[Data listing]
++++

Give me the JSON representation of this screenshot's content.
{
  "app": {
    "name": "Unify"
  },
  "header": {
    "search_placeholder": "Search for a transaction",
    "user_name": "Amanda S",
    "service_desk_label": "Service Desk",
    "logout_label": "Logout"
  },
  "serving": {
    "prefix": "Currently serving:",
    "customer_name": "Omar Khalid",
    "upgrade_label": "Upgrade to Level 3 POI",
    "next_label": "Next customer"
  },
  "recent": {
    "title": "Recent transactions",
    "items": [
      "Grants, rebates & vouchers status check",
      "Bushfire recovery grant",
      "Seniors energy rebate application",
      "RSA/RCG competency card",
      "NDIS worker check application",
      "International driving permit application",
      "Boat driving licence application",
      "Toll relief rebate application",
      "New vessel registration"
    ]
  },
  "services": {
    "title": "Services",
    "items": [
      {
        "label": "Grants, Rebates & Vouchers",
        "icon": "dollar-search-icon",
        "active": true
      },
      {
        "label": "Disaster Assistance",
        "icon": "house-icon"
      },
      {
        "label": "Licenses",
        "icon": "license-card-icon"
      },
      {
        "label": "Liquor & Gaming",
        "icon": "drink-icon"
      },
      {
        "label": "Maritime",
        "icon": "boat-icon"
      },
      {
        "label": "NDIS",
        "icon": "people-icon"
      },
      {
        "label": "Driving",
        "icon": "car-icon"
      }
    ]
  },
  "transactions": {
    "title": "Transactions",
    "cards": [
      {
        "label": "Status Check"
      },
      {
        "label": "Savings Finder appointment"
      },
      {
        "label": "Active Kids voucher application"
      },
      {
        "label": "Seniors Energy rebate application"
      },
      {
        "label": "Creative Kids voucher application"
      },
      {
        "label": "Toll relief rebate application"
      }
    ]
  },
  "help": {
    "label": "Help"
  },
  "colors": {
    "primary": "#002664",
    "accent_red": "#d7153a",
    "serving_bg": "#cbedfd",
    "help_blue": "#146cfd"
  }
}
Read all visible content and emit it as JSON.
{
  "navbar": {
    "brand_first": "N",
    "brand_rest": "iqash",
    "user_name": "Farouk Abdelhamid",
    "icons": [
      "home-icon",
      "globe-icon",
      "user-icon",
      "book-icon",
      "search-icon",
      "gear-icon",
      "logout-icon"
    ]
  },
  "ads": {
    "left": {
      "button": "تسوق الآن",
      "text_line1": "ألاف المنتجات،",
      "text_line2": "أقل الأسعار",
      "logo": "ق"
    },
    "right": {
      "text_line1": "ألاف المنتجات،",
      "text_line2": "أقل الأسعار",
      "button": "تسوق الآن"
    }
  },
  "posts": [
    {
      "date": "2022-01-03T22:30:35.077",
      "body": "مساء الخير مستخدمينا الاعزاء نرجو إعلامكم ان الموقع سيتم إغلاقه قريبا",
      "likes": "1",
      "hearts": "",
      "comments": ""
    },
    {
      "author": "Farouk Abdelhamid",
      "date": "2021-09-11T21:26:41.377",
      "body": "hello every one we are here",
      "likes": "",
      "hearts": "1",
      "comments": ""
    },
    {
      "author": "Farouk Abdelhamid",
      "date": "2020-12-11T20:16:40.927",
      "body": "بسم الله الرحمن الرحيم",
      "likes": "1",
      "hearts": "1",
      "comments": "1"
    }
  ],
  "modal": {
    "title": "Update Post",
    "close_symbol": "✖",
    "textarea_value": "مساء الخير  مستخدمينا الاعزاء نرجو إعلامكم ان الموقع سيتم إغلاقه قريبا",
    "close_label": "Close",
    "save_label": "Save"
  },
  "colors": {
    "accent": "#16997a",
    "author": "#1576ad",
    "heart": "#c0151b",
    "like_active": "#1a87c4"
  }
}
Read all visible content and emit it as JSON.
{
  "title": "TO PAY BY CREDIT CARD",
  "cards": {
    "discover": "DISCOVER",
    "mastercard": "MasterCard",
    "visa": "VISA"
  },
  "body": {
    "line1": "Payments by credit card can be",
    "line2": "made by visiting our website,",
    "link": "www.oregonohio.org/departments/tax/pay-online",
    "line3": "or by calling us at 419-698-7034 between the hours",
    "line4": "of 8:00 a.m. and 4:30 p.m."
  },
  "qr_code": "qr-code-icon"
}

++++

§ **SHORT TASK**:
Look for "relief" and pull out every line that has it.

§ **CORRECT ANSWER**:
      "Toll relief rebate application",
        "label": "Toll relief rebate application"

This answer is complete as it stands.